## À faire
1. Indiquez si chacune des affirmations suivantes concorde avec l'extrait sur Juan Guaidó, en répondant par oui ou par non et en citant les mots décisifs du texte : (a) Guaidó a été formé à l'université George Washington ; (b) d'après le sondage, 81 % des Vénézuéliens connaissaient déjà Guaidó ; (c) Marco Teruggi est un sociologue chilien.
2. Présentez sous forme de liste numérotée, sans les lignes vides, le passage du listing allant de son début jusqu'à la ligne contenant « The earth formation 16 is at (552, 618). », celle-ci comprise.

Juan Guaidó: l’homme qui voudrait être président du Venezuela n’a pas de légitimité constitutionnelle

Donald Trump s’imagine que Juan Guaidó est le président légitime du Venezuela. Cohen et Blumenthal ont révélé que M. Guaidó, un homme d’une illégitimité parfaite, est « le produit d’un projet vieux d’une décennie encadré par les formateurs au changement de régime de l’élite de Washington ».  Le sociologue argentin Marco Teruggi a décrit Guaidó dans le même article comme « un personnage créé pour cette circonstance » du changement de régime. Nous déconstruisons ici ses qualifications constitutionnelles à être président par intérim du Venezuela.

 

Formé à l’université George Washington de Washington, Guaidó était pratiquement inconnu dans son Venezuela natal avant d’être propulsé sur la scène mondiale dans une série d’événements à la succession rapide. Dans un sondage réalisé un peu plus d’une semaine avant que Guaidó se nomme président du pays, 81% des Vénézuéliens n’avaient jamais entendu parler de cet homme de 35 ans.

Listes de localisation des éléments:
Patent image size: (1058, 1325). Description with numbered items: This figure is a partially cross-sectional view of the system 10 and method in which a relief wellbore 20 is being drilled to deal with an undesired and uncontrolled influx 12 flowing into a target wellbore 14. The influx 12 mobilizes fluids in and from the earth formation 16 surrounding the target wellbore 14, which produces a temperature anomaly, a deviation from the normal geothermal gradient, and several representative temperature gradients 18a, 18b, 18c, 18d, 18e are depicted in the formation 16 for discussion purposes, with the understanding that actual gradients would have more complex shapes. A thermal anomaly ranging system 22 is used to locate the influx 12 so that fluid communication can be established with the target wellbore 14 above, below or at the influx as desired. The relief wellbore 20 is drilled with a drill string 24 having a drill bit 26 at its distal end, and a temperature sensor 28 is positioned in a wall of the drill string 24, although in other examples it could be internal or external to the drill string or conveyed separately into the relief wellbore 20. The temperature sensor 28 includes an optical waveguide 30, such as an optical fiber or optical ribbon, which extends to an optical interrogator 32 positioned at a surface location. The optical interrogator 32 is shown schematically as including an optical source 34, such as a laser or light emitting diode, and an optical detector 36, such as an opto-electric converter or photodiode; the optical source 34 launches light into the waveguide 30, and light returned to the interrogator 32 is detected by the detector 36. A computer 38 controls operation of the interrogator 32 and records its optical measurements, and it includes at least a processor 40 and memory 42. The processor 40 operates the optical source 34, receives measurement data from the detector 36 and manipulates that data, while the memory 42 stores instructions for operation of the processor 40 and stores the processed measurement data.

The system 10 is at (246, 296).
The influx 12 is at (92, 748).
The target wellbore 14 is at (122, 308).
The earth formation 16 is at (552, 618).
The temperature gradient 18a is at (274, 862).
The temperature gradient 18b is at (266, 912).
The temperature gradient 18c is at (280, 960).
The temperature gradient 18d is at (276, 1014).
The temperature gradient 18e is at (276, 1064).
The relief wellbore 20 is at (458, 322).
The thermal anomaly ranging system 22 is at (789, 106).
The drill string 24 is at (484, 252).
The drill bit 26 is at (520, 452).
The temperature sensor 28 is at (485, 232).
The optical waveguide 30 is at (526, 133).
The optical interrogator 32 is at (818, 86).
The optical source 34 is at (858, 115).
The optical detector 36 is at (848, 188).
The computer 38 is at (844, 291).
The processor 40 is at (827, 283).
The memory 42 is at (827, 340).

## Réponses aux exercices
1.
(a) Oui : « Formé à l’université George Washington de Washington ».
(b) Non : « 81% des Vénézuéliens n’avaient jamais entendu parler de cet homme de 35 ans ».
(c) Non : « Le sociologue argentin Marco Teruggi ».

2.
1. Patent image size: (1058, 1325). Description with numbered items: This figure is a partially cross-sectional view of the system 10 and method in which a relief wellbore 20 is being drilled to deal with an undesired and uncontrolled influx 12 flowing into a target wellbore 14. The influx 12 mobilizes fluids in and from the earth formation 16 surrounding the target wellbore 14, which produces a temperature anomaly, a deviation from the normal geothermal gradient, and several representative temperature gradients 18a, 18b, 18c, 18d, 18e are depicted in the formation 16 for discussion purposes, with the understanding that actual gradients would have more complex shapes. A thermal anomaly ranging system 22 is used to locate the influx 12 so that fluid communication can be established with the target wellbore 14 above, below or at the influx as desired. The relief wellbore 20 is drilled with a drill string 24 having a drill bit 26 at its distal end, and a temperature sensor 28 is positioned in a wall of the drill string 24, although in other examples it could be internal or external to the drill string or conveyed separately into the relief wellbore 20. The temperature sensor 28 includes an optical waveguide 30, such as an optical fiber or optical ribbon, which extends to an optical interrogator 32 positioned at a surface location. The optical interrogator 32 is shown schematically as including an optical source 34, such as a laser or light emitting diode, and an optical detector 36, such as an opto-electric converter or photodiode; the optical source 34 launches light into the waveguide 30, and light returned to the interrogator 32 is detected by the detector 36. A computer 38 controls operation of the interrogator 32 and records its optical measurements, and it includes at least a processor 40 and memory 42. The processor 40 operates the optical source 34, receives measurement data from the detector 36 and manipulates that data, while the memory 42 stores instructions for operation of the processor 40 and stores the processed measurement data.
2. The system 10 is at (246, 296).
3. The influx 12 is at (92, 748).
4. The target wellbore 14 is at (122, 308).
5. The earth formation 16 is at (552, 618).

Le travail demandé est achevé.